··· Data rows

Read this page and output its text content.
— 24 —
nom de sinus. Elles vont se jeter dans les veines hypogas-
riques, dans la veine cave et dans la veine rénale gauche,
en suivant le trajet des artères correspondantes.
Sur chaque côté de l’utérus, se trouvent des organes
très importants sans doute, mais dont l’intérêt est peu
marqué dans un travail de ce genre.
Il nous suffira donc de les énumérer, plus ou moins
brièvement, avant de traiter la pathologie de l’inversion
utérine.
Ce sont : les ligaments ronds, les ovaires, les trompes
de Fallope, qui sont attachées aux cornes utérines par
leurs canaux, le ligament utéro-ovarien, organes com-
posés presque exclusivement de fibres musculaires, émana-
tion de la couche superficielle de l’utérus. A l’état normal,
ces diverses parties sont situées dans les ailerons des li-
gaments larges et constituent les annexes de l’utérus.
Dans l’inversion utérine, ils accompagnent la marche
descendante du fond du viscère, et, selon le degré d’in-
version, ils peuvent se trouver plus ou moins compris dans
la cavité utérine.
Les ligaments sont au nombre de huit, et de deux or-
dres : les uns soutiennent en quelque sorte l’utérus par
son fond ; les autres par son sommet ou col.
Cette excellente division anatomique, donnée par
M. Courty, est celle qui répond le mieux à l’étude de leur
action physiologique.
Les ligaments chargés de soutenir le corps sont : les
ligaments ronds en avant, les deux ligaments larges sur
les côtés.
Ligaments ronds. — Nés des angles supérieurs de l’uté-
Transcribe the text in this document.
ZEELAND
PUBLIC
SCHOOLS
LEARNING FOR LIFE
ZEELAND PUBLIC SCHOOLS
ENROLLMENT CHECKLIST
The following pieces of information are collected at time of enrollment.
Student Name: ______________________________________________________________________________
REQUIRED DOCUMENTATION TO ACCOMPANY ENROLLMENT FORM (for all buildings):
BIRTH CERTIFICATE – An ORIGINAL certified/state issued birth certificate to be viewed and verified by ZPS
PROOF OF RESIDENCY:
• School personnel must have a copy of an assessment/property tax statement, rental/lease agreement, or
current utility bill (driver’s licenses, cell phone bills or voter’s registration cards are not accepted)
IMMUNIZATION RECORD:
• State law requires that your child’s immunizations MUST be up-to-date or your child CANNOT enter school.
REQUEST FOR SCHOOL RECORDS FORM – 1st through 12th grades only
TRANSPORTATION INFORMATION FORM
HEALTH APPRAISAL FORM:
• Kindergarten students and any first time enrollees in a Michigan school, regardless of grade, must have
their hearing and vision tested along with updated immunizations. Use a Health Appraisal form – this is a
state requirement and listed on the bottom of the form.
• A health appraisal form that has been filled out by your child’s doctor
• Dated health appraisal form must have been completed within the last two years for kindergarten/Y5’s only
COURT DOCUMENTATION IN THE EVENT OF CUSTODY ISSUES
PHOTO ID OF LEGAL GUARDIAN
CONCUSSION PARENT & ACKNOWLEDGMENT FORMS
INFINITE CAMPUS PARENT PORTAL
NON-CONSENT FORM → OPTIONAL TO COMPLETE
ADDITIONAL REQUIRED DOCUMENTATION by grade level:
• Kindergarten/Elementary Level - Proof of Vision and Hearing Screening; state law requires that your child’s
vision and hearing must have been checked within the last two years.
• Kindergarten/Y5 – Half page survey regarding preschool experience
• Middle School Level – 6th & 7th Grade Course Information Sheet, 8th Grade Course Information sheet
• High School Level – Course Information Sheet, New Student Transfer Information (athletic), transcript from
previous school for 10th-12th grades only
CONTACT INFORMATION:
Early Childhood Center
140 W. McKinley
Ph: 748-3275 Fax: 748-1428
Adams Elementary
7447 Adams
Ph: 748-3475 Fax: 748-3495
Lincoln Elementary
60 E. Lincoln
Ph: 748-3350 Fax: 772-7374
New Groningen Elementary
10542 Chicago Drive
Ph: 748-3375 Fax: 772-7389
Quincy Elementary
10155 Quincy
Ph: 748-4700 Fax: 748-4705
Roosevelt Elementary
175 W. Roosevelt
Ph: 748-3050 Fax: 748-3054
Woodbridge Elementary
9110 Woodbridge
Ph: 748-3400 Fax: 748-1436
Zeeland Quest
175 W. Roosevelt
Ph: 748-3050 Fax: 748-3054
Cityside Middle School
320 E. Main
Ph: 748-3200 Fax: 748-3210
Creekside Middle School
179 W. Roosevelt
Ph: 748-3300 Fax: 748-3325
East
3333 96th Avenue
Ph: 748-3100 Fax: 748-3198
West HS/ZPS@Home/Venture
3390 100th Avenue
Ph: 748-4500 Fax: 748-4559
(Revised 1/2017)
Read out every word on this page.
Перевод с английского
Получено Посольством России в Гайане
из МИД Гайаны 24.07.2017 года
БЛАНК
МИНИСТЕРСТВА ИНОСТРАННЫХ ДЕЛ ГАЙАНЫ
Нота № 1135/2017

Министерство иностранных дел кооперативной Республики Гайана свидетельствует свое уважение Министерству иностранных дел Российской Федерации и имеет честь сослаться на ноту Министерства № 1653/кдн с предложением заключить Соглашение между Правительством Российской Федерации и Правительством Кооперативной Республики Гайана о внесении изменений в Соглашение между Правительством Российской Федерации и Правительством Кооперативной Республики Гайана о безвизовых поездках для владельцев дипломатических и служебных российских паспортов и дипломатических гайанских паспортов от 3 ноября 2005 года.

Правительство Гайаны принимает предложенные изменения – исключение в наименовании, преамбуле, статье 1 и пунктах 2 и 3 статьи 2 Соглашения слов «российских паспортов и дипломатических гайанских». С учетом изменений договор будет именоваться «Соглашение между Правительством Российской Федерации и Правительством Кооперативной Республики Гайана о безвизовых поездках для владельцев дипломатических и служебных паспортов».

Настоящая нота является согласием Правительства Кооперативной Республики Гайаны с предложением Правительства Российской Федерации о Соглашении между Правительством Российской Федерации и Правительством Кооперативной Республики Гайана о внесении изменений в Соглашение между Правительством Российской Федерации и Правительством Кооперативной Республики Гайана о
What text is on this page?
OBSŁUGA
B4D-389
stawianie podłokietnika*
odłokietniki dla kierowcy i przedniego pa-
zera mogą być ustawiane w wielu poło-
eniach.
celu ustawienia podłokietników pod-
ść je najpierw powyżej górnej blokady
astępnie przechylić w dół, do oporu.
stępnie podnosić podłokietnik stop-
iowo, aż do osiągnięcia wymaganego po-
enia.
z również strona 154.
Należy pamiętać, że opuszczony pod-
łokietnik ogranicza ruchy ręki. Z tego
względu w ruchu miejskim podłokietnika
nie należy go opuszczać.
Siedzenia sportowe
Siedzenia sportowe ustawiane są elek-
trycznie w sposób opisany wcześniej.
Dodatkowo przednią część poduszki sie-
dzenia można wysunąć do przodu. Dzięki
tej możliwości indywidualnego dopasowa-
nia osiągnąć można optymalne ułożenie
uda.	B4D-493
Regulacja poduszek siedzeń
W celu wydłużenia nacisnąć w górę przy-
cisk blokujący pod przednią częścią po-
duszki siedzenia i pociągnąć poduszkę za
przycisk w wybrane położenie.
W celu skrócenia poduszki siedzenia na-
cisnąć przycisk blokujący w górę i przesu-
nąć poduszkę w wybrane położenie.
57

······

## [Problem description]
Wherever a line in the data above holds "larges", copy that line.

## [Answer to this problem]
gaments larges et constituent les annexes de l’utérus.
ligaments ronds en avant, les deux ligaments larges sur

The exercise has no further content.